Data
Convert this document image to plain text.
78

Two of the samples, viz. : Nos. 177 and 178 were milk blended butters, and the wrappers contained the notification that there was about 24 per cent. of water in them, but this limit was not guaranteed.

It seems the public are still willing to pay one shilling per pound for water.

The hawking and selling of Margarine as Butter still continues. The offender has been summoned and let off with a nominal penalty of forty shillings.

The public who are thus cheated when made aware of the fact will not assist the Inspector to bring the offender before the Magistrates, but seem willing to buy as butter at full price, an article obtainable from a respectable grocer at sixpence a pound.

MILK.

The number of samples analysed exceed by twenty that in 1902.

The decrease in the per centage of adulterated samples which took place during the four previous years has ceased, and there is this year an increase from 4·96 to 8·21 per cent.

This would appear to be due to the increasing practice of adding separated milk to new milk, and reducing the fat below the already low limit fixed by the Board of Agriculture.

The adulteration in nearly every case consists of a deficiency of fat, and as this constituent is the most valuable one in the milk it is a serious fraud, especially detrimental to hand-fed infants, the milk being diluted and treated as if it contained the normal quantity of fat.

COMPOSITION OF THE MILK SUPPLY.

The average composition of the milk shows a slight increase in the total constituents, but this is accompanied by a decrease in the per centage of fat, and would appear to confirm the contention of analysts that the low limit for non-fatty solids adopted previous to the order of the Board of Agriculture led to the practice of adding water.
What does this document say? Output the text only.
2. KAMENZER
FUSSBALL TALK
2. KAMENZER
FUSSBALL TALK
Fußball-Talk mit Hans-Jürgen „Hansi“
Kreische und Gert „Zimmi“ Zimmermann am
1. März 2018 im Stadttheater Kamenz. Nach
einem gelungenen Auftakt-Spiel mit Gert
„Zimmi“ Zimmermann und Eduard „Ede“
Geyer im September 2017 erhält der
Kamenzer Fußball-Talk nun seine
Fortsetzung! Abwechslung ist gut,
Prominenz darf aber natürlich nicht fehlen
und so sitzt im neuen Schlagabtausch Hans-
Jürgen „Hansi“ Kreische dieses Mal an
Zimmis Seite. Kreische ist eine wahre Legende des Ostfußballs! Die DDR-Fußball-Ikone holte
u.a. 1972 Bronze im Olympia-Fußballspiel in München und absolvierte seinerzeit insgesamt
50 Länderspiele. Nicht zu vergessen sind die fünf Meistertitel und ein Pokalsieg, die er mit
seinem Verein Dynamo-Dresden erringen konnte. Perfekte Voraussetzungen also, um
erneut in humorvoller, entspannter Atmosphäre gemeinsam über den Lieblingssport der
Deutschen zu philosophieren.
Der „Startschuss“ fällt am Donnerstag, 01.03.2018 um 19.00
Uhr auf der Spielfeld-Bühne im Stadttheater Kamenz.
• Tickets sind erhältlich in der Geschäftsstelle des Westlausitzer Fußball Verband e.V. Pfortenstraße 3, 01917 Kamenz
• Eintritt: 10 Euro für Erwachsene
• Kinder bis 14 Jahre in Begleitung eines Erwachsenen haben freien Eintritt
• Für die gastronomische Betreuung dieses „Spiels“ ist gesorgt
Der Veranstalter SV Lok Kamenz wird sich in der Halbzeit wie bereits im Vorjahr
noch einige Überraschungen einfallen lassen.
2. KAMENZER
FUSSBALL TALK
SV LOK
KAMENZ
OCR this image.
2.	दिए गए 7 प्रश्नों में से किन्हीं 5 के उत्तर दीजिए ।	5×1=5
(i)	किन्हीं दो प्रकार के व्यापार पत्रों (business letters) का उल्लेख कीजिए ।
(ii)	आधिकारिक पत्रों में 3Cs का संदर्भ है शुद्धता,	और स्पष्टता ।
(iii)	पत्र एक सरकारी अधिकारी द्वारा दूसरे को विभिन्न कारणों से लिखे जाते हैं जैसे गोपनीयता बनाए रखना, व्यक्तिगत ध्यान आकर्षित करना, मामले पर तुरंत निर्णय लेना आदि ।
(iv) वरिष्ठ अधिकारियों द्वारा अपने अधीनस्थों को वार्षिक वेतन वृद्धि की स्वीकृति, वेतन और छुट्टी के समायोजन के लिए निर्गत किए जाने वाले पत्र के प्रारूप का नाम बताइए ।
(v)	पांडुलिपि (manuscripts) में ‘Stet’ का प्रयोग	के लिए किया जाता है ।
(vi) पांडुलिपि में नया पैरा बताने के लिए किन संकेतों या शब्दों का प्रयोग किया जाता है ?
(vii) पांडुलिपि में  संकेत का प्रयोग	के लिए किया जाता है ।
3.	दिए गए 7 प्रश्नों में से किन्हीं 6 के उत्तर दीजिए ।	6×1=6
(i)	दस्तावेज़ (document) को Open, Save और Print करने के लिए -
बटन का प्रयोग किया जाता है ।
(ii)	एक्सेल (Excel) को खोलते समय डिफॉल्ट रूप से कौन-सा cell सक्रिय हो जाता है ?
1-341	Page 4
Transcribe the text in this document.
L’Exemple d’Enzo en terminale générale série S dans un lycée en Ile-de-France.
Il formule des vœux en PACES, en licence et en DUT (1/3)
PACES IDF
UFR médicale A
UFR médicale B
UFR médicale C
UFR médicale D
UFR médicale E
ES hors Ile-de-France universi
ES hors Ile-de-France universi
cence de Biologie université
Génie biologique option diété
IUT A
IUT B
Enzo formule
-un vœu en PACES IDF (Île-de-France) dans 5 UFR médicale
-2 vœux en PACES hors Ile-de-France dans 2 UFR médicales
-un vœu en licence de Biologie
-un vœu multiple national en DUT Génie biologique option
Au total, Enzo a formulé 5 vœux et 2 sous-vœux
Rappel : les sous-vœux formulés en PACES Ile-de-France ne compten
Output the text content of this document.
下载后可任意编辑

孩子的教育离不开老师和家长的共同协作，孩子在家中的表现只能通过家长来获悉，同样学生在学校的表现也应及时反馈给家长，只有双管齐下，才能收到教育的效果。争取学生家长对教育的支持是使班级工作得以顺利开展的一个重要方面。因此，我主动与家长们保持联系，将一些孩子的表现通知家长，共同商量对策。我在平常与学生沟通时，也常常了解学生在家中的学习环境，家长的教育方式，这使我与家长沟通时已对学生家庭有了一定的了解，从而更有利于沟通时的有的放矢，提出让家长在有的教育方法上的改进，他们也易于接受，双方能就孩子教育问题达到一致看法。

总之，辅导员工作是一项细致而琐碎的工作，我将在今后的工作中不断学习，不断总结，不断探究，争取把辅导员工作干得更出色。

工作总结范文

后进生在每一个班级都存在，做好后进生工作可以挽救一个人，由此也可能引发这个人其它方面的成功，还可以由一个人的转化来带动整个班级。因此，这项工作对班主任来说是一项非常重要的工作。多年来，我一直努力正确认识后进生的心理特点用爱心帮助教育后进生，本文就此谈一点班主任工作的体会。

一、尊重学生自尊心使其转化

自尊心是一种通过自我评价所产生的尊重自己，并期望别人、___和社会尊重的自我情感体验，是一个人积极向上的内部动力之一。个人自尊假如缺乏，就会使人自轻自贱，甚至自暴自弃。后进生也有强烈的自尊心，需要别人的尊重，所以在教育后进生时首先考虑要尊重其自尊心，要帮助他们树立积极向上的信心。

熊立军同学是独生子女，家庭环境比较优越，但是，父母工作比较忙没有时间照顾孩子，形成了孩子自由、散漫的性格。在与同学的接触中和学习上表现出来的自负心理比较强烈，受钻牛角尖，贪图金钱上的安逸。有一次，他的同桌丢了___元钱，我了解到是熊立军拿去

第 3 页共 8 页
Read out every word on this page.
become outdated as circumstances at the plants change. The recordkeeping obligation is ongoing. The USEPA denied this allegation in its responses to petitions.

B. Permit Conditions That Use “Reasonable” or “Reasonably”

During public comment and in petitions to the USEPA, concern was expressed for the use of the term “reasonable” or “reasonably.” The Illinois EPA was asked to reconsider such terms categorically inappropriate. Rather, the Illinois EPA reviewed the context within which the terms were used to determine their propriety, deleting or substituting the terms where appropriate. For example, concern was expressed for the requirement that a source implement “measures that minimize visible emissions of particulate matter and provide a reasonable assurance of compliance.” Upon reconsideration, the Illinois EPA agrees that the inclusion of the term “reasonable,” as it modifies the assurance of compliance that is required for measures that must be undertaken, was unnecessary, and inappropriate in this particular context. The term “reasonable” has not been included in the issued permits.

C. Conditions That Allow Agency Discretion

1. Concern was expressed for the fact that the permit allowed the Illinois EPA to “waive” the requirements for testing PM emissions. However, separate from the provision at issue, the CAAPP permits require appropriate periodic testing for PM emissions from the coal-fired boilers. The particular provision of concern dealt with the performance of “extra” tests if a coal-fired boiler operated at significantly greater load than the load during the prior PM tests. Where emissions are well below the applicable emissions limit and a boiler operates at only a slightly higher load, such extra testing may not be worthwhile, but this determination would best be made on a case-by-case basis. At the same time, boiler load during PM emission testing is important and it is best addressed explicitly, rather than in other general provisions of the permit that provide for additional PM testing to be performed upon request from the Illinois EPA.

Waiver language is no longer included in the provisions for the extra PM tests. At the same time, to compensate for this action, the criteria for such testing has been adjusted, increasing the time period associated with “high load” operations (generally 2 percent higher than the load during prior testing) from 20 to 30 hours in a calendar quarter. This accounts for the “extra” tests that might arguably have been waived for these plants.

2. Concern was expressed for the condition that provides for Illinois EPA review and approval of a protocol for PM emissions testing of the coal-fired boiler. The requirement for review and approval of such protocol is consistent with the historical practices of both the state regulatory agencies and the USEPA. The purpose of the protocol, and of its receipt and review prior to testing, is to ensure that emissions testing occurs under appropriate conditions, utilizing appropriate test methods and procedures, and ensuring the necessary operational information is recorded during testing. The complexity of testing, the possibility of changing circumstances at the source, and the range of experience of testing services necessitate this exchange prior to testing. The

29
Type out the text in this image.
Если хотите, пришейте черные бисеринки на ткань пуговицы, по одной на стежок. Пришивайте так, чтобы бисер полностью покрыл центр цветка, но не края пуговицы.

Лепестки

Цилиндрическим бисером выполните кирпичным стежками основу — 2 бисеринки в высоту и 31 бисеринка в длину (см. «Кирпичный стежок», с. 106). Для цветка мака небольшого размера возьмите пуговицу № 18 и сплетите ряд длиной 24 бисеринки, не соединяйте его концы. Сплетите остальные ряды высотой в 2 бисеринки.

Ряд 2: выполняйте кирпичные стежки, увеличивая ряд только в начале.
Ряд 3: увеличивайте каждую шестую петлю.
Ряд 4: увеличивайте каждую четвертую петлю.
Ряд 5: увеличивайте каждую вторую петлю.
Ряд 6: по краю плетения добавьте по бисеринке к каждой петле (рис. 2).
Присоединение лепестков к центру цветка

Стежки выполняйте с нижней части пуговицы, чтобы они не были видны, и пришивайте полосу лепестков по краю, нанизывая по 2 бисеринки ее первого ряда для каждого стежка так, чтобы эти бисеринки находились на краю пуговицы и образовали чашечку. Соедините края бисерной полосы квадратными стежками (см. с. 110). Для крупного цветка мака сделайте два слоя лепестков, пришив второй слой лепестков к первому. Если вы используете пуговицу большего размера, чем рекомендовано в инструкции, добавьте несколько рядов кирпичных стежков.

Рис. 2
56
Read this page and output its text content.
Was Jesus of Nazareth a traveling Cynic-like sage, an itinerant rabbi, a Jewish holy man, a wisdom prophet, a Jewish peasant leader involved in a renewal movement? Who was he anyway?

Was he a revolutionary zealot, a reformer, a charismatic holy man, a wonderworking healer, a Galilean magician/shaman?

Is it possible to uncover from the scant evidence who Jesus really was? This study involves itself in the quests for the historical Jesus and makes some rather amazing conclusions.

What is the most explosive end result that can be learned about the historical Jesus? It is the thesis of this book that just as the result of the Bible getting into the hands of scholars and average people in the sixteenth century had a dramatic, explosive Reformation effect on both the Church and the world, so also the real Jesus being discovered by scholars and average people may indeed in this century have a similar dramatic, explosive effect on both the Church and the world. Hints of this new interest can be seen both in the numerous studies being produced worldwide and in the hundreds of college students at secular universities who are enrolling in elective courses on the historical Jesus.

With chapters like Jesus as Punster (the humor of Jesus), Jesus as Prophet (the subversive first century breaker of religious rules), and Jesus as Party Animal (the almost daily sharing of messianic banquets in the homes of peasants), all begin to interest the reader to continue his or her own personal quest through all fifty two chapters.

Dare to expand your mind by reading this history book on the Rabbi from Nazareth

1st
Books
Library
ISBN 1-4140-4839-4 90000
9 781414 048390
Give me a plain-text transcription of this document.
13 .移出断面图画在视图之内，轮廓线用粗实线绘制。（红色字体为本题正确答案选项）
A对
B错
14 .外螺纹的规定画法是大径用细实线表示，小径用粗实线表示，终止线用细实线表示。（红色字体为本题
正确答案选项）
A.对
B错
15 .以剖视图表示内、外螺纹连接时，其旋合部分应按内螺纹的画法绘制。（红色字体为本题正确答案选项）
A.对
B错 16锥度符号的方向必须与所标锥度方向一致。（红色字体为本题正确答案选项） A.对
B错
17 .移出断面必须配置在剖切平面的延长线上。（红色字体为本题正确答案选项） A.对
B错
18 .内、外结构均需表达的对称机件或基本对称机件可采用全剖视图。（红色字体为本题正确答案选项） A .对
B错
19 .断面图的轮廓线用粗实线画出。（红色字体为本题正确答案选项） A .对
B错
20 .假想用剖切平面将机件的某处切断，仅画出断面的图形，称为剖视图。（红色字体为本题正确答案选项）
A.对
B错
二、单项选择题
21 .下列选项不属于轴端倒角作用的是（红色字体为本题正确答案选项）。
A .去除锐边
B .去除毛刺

Problem details
Where a line in the material contains "Génie", copy that line.

Task answer
Génie biologique option diété
-un vœu multiple national en DUT Génie biologique option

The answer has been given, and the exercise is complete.